____ Testo del documento

Sempre a Pieve S. Stefano in sinistra del Tevere, il dissesto comprende estese pendici relative ai bacini dei torrenti Otro con i sottobacini Fosso delle Rubbiee Fosso di Sigliano. Nel versante destro del Tevere è presente l’affluente Sinigiola con versanti del suo bacino, dallo spartiacque (Passo di Viamaggio) fino alla strada comunale di Castelnuovo, che sono in continua instabilità pregiudicando la rete idrografica scolante, infrastrutture e viabilità senza contare la notevole quantità di materia solida trasportata a valle durante le piene ed i periodi piovosi.
Nella parte alta del bacino idrografico del Fiume Tevere è da rivedere e controllare il dinamismo della rete capillare di fossi e torrentelli (Monte Fumaiolo) eventualmente stabilizzando nell’alveo. Particolare cura, nei limiti del possibile, si dovrà avere nella sistemazione delle aree nude a forte pendenza e sensibile erosione di tipo calanchivo.

________
____ Voci fornite

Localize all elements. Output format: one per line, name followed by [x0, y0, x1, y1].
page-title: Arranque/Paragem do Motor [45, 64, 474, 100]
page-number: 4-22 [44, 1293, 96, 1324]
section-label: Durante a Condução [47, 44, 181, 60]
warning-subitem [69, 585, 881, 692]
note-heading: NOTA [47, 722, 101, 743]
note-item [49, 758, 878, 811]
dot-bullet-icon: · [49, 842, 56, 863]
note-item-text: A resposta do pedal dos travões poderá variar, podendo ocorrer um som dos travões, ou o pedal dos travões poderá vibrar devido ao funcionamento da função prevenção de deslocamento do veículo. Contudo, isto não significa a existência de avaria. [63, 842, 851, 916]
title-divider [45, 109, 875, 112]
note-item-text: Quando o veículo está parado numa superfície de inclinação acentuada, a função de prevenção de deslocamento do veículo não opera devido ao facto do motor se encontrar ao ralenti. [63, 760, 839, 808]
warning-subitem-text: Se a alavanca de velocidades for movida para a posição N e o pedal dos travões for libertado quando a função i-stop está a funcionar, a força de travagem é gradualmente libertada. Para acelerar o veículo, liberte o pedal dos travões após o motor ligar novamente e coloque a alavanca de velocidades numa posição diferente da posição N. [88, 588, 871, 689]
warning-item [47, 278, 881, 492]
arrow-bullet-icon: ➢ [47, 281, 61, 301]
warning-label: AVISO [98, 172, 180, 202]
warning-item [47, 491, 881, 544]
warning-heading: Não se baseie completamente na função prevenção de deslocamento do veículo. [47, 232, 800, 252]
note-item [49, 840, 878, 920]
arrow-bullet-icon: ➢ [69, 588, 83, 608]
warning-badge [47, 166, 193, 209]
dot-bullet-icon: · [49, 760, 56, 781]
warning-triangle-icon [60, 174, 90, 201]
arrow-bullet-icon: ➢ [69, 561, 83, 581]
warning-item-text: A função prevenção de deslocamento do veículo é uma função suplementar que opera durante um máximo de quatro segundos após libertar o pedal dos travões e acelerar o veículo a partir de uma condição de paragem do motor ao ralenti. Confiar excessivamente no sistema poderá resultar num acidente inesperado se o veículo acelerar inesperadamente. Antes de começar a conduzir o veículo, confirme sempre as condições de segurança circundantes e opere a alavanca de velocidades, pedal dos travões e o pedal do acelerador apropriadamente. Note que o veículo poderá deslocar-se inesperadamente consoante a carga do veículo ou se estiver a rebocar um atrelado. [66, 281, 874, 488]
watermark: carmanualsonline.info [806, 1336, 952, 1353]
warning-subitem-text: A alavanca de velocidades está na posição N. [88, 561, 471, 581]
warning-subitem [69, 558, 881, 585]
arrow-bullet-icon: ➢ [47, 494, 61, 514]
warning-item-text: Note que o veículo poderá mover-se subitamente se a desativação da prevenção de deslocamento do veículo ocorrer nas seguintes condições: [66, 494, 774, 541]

________
____ Voci fornite

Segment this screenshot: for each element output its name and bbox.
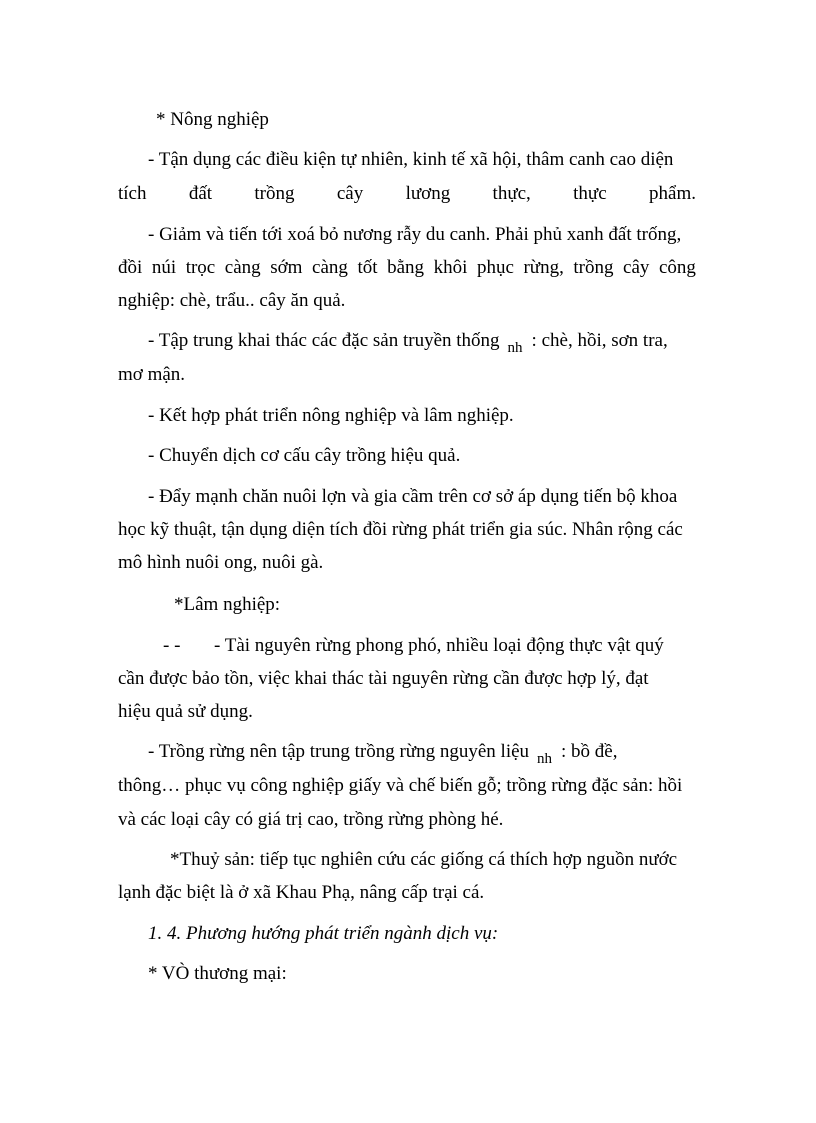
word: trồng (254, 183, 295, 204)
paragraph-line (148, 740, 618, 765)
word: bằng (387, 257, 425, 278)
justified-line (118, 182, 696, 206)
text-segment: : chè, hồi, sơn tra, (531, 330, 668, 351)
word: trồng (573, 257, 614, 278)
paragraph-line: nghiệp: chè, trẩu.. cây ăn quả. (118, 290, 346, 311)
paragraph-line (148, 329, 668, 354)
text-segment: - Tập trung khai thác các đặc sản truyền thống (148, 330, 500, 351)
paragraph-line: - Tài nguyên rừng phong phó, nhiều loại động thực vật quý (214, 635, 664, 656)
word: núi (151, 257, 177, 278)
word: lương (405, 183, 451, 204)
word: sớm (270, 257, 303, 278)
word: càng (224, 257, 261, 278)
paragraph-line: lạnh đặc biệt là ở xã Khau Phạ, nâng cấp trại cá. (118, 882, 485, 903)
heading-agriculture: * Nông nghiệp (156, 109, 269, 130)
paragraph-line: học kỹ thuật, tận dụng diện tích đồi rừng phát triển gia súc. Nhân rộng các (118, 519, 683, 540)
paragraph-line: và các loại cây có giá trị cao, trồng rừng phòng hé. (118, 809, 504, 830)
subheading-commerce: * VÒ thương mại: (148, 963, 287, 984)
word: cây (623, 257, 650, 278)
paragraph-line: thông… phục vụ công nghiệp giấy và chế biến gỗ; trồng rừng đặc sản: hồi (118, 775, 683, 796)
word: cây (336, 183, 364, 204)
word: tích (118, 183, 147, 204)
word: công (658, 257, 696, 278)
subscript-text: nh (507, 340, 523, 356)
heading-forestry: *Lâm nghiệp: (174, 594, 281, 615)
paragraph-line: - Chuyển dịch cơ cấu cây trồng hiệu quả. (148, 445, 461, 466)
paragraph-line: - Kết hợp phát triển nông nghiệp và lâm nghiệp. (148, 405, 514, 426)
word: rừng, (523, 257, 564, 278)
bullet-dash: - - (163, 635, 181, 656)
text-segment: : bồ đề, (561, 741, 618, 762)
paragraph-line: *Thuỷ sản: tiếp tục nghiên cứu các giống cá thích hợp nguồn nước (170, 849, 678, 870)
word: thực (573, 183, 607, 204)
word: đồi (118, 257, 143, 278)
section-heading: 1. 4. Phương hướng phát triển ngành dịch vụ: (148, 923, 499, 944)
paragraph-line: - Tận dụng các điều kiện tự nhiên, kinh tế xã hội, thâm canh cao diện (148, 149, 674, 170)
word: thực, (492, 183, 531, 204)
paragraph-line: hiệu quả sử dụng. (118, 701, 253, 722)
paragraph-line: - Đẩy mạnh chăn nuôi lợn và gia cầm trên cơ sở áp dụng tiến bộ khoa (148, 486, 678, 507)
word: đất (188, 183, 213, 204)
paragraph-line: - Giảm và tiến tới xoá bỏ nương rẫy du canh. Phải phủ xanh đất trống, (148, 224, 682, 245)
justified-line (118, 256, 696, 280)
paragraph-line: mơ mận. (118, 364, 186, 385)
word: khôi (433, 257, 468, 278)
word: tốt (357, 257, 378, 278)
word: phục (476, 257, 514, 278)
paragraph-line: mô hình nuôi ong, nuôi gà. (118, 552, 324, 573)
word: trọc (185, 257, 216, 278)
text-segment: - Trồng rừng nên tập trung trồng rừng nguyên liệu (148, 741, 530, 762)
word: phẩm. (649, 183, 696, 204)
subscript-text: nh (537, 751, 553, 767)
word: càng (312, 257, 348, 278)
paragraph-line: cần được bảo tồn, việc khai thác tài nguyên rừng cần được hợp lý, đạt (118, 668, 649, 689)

________

## La richiesta
Trascrivi per intero il testo sul dissesto nel bacino del Tevere, senza cambiare nulla.

## Il risultato
Sempre a Pieve S. Stefano in sinistra del Tevere, il dissesto comprende estese pendici relative ai bacini dei torrenti Otro con i sottobacini Fosso delle Rubbiee Fosso di Sigliano. Nel versante destro del Tevere è presente l’affluente Sinigiola con versanti del suo bacino, dallo spartiacque (Passo di Viamaggio) fino alla strada comunale di Castelnuovo, che sono in continua instabilità pregiudicando la rete idrografica scolante, infrastrutture e viabilità senza contare la notevole quantità di materia solida trasportata a valle durante le piene ed i periodi piovosi.
Nella parte alta del bacino idrografico del Fiume Tevere è da rivedere e controllare il dinamismo della rete capillare di fossi e torrentelli (Monte Fumaiolo) eventualmente stabilizzando nell’alveo. Particolare cura, nei limiti del possibile, si dovrà avere nella sistemazione delle aree nude a forte pendenza e sensibile erosione di tipo calanchivo.